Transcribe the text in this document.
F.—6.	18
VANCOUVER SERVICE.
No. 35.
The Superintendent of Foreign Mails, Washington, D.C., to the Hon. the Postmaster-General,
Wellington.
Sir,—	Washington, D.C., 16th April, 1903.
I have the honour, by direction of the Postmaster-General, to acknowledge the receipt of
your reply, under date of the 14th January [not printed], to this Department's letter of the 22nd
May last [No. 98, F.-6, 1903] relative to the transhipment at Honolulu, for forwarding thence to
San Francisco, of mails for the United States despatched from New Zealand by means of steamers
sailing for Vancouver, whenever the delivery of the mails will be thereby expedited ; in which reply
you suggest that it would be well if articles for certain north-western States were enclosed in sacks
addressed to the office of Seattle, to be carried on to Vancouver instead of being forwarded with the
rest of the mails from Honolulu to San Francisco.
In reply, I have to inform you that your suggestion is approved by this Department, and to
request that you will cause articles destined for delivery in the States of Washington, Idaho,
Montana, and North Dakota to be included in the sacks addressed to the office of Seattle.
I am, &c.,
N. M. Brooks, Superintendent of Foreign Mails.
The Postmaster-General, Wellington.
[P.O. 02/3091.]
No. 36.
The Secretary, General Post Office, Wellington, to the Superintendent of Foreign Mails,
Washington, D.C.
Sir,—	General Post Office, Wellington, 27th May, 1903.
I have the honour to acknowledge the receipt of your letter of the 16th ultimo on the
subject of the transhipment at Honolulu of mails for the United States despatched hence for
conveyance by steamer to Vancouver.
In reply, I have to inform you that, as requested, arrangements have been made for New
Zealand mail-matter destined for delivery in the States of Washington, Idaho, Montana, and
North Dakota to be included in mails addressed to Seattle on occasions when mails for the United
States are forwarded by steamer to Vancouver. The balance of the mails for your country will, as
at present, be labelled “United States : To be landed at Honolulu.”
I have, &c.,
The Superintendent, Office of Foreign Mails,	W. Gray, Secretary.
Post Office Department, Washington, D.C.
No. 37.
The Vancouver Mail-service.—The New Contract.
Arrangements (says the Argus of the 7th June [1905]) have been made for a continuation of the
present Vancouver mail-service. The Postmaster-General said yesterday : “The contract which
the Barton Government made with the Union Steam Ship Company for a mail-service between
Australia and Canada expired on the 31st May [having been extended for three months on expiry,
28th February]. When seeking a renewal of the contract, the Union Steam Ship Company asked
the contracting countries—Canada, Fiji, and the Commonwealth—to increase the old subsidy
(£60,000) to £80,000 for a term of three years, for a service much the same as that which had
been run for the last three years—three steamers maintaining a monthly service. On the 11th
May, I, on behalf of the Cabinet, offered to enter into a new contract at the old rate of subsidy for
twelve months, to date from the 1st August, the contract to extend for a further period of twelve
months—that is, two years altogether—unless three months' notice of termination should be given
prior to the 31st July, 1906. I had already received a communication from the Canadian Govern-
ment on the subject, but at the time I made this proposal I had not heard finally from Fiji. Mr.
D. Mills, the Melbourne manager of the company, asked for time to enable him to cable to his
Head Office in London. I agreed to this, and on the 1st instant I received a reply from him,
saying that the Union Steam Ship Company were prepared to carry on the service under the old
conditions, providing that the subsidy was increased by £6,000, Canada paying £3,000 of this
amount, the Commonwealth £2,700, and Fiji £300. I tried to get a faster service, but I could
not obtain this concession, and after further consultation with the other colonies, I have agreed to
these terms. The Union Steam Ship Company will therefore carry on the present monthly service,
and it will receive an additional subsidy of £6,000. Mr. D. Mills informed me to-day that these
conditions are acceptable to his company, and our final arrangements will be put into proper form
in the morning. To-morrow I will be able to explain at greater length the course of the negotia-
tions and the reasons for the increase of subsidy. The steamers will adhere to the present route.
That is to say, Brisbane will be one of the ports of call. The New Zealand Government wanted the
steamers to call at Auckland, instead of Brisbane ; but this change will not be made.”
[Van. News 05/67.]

══════

**Your task**
Each line above must be reproduced exactly as it stands.

**Task solution**
Transcribe the text in this document.
F.—6.	18
VANCOUVER SERVICE.
No. 35.
The Superintendent of Foreign Mails, Washington, D.C., to the Hon. the Postmaster-General,
Wellington.
Sir,—	Washington, D.C., 16th April, 1903.
I have the honour, by direction of the Postmaster-General, to acknowledge the receipt of
your reply, under date of the 14th January [not printed], to this Department's letter of the 22nd
May last [No. 98, F.-6, 1903] relative to the transhipment at Honolulu, for forwarding thence to
San Francisco, of mails for the United States despatched from New Zealand by means of steamers
sailing for Vancouver, whenever the delivery of the mails will be thereby expedited ; in which reply
you suggest that it would be well if articles for certain north-western States were enclosed in sacks
addressed to the office of Seattle, to be carried on to Vancouver instead of being forwarded with the
rest of the mails from Honolulu to San Francisco.
In reply, I have to inform you that your suggestion is approved by this Department, and to
request that you will cause articles destined for delivery in the States of Washington, Idaho,
Montana, and North Dakota to be included in the sacks addressed to the office of Seattle.
I am, &c.,
N. M. Brooks, Superintendent of Foreign Mails.
The Postmaster-General, Wellington.
[P.O. 02/3091.]
No. 36.
The Secretary, General Post Office, Wellington, to the Superintendent of Foreign Mails,
Washington, D.C.
Sir,—	General Post Office, Wellington, 27th May, 1903.
I have the honour to acknowledge the receipt of your letter of the 16th ultimo on the
subject of the transhipment at Honolulu of mails for the United States despatched hence for
conveyance by steamer to Vancouver.
In reply, I have to inform you that, as requested, arrangements have been made for New
Zealand mail-matter destined for delivery in the States of Washington, Idaho, Montana, and
North Dakota to be included in mails addressed to Seattle on occasions when mails for the United
States are forwarded by steamer to Vancouver. The balance of the mails for your country will, as
at present, be labelled “United States : To be landed at Honolulu.”
I have, &c.,
The Superintendent, Office of Foreign Mails,	W. Gray, Secretary.
Post Office Department, Washington, D.C.
No. 37.
The Vancouver Mail-service.—The New Contract.
Arrangements (says the Argus of the 7th June [1905]) have been made for a continuation of the
present Vancouver mail-service. The Postmaster-General said yesterday : “The contract which
the Barton Government made with the Union Steam Ship Company for a mail-service between
Australia and Canada expired on the 31st May [having been extended for three months on expiry,
28th February]. When seeking a renewal of the contract, the Union Steam Ship Company asked
the contracting countries—Canada, Fiji, and the Commonwealth—to increase the old subsidy
(£60,000) to £80,000 for a term of three years, for a service much the same as that which had
been run for the last three years—three steamers maintaining a monthly service. On the 11th
May, I, on behalf of the Cabinet, offered to enter into a new contract at the old rate of subsidy for
twelve months, to date from the 1st August, the contract to extend for a further period of twelve
months—that is, two years altogether—unless three months' notice of termination should be given
prior to the 31st July, 1906. I had already received a communication from the Canadian Govern-
ment on the subject, but at the time I made this proposal I had not heard finally from Fiji. Mr.
D. Mills, the Melbourne manager of the company, asked for time to enable him to cable to his
Head Office in London. I agreed to this, and on the 1st instant I received a reply from him,
saying that the Union Steam Ship Company were prepared to carry on the service under the old
conditions, providing that the subsidy was increased by £6,000, Canada paying £3,000 of this
amount, the Commonwealth £2,700, and Fiji £300. I tried to get a faster service, but I could
not obtain this concession, and after further consultation with the other colonies, I have agreed to
these terms. The Union Steam Ship Company will therefore carry on the present monthly service,
and it will receive an additional subsidy of £6,000. Mr. D. Mills informed me to-day that these
conditions are acceptable to his company, and our final arrangements will be put into proper form
in the morning. To-morrow I will be able to explain at greater length the course of the negotia-
tions and the reasons for the increase of subsidy. The steamers will adhere to the present route.
That is to say, Brisbane will be one of the ports of call. The New Zealand Government wanted the
steamers to call at Auckland, instead of Brisbane ; but this change will not be made.”
[Van. News 05/67.]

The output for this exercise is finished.